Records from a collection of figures

* * * * * * *

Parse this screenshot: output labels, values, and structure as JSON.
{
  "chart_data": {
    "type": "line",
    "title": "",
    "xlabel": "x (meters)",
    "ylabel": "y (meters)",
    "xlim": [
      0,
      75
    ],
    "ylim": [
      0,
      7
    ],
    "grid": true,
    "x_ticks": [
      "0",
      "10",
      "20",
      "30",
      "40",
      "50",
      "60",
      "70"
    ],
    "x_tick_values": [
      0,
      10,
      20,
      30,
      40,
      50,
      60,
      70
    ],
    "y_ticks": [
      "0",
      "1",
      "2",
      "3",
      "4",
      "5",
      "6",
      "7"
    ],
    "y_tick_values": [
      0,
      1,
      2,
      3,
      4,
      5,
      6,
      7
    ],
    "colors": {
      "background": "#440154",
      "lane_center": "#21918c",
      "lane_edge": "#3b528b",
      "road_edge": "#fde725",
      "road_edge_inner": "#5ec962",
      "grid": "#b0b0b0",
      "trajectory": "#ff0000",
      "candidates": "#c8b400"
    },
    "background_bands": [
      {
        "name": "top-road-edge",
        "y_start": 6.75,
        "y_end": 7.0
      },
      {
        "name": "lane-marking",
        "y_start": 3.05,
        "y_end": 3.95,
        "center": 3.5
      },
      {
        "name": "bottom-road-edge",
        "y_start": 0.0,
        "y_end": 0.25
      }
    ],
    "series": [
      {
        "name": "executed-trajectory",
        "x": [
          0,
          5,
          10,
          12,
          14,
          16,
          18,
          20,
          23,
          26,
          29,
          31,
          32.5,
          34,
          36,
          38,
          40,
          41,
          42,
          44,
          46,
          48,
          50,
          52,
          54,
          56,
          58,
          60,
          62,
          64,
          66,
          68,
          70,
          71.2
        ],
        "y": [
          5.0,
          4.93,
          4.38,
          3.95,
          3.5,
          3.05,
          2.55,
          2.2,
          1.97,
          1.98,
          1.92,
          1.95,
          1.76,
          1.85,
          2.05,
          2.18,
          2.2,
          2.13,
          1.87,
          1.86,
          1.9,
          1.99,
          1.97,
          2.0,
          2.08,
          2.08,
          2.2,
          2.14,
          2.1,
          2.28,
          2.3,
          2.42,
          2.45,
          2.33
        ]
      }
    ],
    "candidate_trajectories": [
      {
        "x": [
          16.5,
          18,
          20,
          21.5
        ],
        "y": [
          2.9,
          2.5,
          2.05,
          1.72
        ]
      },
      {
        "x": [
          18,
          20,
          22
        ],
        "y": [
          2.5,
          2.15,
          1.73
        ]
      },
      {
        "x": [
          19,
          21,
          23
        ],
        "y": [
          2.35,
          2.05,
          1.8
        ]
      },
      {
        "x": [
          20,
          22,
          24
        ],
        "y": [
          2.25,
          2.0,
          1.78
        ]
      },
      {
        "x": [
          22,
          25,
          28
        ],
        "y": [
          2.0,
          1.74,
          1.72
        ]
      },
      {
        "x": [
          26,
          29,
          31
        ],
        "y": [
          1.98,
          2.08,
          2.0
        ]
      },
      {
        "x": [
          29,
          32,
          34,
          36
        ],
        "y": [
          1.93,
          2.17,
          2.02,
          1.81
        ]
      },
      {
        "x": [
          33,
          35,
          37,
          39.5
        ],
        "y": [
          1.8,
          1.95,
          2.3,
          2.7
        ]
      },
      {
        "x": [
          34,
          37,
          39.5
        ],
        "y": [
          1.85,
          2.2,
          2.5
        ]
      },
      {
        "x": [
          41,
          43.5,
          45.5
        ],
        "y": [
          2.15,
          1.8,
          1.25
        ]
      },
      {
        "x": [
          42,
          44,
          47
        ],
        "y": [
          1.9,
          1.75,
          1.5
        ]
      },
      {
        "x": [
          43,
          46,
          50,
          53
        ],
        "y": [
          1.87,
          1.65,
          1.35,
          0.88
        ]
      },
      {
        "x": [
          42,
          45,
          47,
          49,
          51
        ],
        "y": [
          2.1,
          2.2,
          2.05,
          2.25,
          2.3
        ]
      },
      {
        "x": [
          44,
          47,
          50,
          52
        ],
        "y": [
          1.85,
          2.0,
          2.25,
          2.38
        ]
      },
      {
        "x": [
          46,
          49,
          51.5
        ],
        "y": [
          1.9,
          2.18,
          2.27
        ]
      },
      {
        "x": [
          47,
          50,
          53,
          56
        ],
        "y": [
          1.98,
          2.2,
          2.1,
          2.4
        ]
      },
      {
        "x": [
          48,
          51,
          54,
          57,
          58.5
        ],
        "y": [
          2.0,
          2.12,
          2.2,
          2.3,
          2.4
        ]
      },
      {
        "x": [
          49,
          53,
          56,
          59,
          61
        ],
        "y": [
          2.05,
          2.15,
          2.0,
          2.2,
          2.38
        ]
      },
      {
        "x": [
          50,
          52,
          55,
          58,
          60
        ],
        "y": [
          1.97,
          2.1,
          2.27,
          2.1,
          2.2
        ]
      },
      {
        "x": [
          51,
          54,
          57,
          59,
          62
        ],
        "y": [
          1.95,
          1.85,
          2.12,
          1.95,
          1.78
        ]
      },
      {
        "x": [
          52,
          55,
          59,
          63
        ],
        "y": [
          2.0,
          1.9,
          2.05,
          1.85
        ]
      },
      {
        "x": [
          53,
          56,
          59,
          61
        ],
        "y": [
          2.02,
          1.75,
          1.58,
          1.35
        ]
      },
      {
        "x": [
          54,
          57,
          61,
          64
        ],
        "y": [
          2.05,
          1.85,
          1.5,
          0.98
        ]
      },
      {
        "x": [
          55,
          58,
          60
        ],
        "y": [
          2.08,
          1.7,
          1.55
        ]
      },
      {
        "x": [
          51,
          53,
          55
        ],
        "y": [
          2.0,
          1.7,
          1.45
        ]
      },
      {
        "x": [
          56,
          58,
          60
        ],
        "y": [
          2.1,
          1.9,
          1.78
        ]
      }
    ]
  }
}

* * * * * * *

Objective » Return what is listed above, exactly and completely.

Solution »
Parse this screenshot: output labels, values, and structure as JSON.
{
  "chart_data": {
    "type": "line",
    "title": "",
    "xlabel": "x (meters)",
    "ylabel": "y (meters)",
    "xlim": [
      0,
      75
    ],
    "ylim": [
      0,
      7
    ],
    "grid": true,
    "x_ticks": [
      "0",
      "10",
      "20",
      "30",
      "40",
      "50",
      "60",
      "70"
    ],
    "x_tick_values": [
      0,
      10,
      20,
      30,
      40,
      50,
      60,
      70
    ],
    "y_ticks": [
      "0",
      "1",
      "2",
      "3",
      "4",
      "5",
      "6",
      "7"
    ],
    "y_tick_values": [
      0,
      1,
      2,
      3,
      4,
      5,
      6,
      7
    ],
    "colors": {
      "background": "#440154",
      "lane_center": "#21918c",
      "lane_edge": "#3b528b",
      "road_edge": "#fde725",
      "road_edge_inner": "#5ec962",
      "grid": "#b0b0b0",
      "trajectory": "#ff0000",
      "candidates": "#c8b400"
    },
    "background_bands": [
      {
        "name": "top-road-edge",
        "y_start": 6.75,
        "y_end": 7.0
      },
      {
        "name": "lane-marking",
        "y_start": 3.05,
        "y_end": 3.95,
        "center": 3.5
      },
      {
        "name": "bottom-road-edge",
        "y_start": 0.0,
        "y_end": 0.25
      }
    ],
    "series": [
      {
        "name": "executed-trajectory",
        "x": [
          0,
          5,
          10,
          12,
          14,
          16,
          18,
          20,
          23,
          26,
          29,
          31,
          32.5,
          34,
          36,
          38,
          40,
          41,
          42,
          44,
          46,
          48,
          50,
          52,
          54,
          56,
          58,
          60,
          62,
          64,
          66,
          68,
          70,
          71.2
        ],
        "y": [
          5.0,
          4.93,
          4.38,
          3.95,
          3.5,
          3.05,
          2.55,
          2.2,
          1.97,
          1.98,
          1.92,
          1.95,
          1.76,
          1.85,
          2.05,
          2.18,
          2.2,
          2.13,
          1.87,
          1.86,
          1.9,
          1.99,
          1.97,
          2.0,
          2.08,
          2.08,
          2.2,
          2.14,
          2.1,
          2.28,
          2.3,
          2.42,
          2.45,
          2.33
        ]
      }
    ],
    "candidate_trajectories": [
      {
        "x": [
          16.5,
          18,
          20,
          21.5
        ],
        "y": [
          2.9,
          2.5,
          2.05,
          1.72
        ]
      },
      {
        "x": [
          18,
          20,
          22
        ],
        "y": [
          2.5,
          2.15,
          1.73
        ]
      },
      {
        "x": [
          19,
          21,
          23
        ],
        "y": [
          2.35,
          2.05,
          1.8
        ]
      },
      {
        "x": [
          20,
          22,
          24
        ],
        "y": [
          2.25,
          2.0,
          1.78
        ]
      },
      {
        "x": [
          22,
          25,
          28
        ],
        "y": [
          2.0,
          1.74,
          1.72
        ]
      },
      {
        "x": [
          26,
          29,
          31
        ],
        "y": [
          1.98,
          2.08,
          2.0
        ]
      },
      {
        "x": [
          29,
          32,
          34,
          36
        ],
        "y": [
          1.93,
          2.17,
          2.02,
          1.81
        ]
      },
      {
        "x": [
          33,
          35,
          37,
          39.5
        ],
        "y": [
          1.8,
          1.95,
          2.3,
          2.7
        ]
      },
      {
        "x": [
          34,
          37,
          39.5
        ],
        "y": [
          1.85,
          2.2,
          2.5
        ]
      },
      {
        "x": [
          41,
          43.5,
          45.5
        ],
        "y": [
          2.15,
          1.8,
          1.25
        ]
      },
      {
        "x": [
          42,
          44,
          47
        ],
        "y": [
          1.9,
          1.75,
          1.5
        ]
      },
      {
        "x": [
          43,
          46,
          50,
          53
        ],
        "y": [
          1.87,
          1.65,
          1.35,
          0.88
        ]
      },
      {
        "x": [
          42,
          45,
          47,
          49,
          51
        ],
        "y": [
          2.1,
          2.2,
          2.05,
          2.25,
          2.3
        ]
      },
      {
        "x": [
          44,
          47,
          50,
          52
        ],
        "y": [
          1.85,
          2.0,
          2.25,
          2.38
        ]
      },
      {
        "x": [
          46,
          49,
          51.5
        ],
        "y": [
          1.9,
          2.18,
          2.27
        ]
      },
      {
        "x": [
          47,
          50,
          53,
          56
        ],
        "y": [
          1.98,
          2.2,
          2.1,
          2.4
        ]
      },
      {
        "x": [
          48,
          51,
          54,
          57,
          58.5
        ],
        "y": [
          2.0,
          2.12,
          2.2,
          2.3,
          2.4
        ]
      },
      {
        "x": [
          49,
          53,
          56,
          59,
          61
        ],
        "y": [
          2.05,
          2.15,
          2.0,
          2.2,
          2.38
        ]
      },
      {
        "x": [
          50,
          52,
          55,
          58,
          60
        ],
        "y": [
          1.97,
          2.1,
          2.27,
          2.1,
          2.2
        ]
      },
      {
        "x": [
          51,
          54,
          57,
          59,
          62
        ],
        "y": [
          1.95,
          1.85,
          2.12,
          1.95,
          1.78
        ]
      },
      {
        "x": [
          52,
          55,
          59,
          63
        ],
        "y": [
          2.0,
          1.9,
          2.05,
          1.85
        ]
      },
      {
        "x": [
          53,
          56,
          59,
          61
        ],
        "y": [
          2.02,
          1.75,
          1.58,
          1.35
        ]
      },
      {
        "x": [
          54,
          57,
          61,
          64
        ],
        "y": [
          2.05,
          1.85,
          1.5,
          0.98
        ]
      },
      {
        "x": [
          55,
          58,
          60
        ],
        "y": [
          2.08,
          1.7,
          1.55
        ]
      },
      {
        "x": [
          51,
          53,
          55
        ],
        "y": [
          2.0,
          1.7,
          1.45
        ]
      },
      {
        "x": [
          56,
          58,
          60
        ],
        "y": [
          2.1,
          1.9,
          1.78
        ]
      }
    ]
  }
}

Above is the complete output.